DIRECTION:
Every line below that contains "path" is to be copied.

RECORDED DATA:
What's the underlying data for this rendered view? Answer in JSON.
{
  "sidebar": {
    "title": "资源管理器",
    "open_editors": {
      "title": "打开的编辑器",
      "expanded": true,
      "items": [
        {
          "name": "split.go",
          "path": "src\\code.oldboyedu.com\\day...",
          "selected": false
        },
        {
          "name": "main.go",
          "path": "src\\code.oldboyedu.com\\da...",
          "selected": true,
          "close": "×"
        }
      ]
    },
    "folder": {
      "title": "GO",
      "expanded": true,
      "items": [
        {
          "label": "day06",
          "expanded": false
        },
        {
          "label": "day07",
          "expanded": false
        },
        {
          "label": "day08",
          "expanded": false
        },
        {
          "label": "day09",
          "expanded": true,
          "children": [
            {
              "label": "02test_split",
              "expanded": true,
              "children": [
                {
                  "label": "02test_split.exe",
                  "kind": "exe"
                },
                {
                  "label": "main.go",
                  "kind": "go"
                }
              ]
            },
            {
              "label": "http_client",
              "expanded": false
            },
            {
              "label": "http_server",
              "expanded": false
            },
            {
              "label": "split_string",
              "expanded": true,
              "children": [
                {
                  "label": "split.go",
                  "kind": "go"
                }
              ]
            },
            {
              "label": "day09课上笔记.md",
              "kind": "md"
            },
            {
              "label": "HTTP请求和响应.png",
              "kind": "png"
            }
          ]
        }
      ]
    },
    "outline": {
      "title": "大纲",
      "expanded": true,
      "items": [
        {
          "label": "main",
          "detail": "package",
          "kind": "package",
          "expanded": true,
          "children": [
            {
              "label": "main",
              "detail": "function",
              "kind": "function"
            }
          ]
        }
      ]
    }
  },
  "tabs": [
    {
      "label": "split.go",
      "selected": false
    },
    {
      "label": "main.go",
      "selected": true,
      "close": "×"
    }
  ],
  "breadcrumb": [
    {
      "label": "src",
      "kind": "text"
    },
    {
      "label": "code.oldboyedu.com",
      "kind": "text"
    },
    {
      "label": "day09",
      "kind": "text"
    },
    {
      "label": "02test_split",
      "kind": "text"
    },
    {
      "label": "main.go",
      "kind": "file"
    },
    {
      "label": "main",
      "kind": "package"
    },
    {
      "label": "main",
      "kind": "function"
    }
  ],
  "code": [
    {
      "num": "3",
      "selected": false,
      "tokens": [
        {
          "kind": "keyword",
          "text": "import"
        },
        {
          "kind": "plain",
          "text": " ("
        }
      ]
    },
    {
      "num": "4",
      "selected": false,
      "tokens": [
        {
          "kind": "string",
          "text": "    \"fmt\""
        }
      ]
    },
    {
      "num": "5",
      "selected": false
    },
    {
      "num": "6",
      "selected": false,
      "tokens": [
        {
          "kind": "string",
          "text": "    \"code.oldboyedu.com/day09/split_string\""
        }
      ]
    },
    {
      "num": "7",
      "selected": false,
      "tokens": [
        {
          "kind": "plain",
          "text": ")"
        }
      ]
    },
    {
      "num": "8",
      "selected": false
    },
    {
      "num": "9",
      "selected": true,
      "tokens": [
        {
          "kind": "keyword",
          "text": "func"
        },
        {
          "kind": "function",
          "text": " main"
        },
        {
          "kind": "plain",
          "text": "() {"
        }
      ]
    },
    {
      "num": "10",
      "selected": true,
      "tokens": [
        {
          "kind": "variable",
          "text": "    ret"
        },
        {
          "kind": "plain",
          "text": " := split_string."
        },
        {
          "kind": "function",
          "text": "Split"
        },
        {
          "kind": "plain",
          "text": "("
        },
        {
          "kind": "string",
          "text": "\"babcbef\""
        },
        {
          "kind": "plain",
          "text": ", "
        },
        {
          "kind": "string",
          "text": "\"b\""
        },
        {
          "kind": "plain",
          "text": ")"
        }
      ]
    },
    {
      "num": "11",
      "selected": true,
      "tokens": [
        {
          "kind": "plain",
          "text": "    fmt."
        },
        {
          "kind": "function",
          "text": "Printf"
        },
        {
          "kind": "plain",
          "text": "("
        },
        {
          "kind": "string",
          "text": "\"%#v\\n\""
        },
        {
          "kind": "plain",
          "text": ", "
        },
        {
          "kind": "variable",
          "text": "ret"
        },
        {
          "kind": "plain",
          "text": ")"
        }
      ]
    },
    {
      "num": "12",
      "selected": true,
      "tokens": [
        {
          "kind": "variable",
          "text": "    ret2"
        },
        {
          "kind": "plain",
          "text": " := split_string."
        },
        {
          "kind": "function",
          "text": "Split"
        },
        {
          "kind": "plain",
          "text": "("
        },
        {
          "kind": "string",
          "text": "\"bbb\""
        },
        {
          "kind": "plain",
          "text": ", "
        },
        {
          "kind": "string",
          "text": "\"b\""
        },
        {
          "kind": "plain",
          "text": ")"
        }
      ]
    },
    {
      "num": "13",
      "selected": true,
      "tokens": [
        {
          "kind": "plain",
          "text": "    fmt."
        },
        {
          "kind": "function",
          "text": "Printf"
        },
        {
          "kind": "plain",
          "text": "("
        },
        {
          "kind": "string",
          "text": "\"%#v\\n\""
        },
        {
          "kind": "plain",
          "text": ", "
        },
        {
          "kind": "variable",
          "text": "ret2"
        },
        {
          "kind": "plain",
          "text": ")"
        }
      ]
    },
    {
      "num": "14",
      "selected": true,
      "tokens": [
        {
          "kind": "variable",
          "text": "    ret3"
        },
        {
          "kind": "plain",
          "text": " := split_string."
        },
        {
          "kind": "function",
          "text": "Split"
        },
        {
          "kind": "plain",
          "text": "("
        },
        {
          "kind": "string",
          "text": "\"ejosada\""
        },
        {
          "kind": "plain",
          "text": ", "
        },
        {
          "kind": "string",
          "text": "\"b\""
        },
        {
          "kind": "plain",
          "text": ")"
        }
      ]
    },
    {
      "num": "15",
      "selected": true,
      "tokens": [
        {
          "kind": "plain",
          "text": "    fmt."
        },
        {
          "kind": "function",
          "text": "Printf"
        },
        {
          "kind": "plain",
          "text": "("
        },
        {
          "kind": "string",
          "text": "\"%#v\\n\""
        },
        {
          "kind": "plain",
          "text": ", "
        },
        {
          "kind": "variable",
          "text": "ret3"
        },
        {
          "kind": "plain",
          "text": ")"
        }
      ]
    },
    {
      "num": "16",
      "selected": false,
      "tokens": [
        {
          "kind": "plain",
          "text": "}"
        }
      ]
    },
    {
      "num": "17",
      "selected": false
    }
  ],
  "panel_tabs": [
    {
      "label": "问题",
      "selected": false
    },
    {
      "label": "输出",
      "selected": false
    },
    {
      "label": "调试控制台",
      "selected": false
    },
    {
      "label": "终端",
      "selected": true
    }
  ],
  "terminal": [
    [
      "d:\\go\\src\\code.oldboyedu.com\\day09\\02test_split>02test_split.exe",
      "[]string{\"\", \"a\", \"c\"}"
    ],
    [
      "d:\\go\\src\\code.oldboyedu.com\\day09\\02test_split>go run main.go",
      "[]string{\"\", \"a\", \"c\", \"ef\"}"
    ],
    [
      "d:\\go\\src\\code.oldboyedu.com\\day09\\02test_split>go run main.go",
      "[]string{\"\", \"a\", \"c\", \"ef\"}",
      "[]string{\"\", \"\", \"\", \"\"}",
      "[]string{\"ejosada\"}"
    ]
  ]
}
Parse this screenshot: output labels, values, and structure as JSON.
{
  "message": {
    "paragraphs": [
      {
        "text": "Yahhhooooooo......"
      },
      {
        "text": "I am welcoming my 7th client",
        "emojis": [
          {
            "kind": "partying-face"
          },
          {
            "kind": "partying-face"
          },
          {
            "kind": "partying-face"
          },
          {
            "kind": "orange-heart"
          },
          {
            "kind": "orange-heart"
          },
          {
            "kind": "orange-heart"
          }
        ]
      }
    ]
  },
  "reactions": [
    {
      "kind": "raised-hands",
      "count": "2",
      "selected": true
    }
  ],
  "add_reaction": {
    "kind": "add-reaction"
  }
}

CORRECT OUTPUT:
          "path": "src\\code.oldboyedu.com\\day...",
          "path": "src\\code.oldboyedu.com\\da...",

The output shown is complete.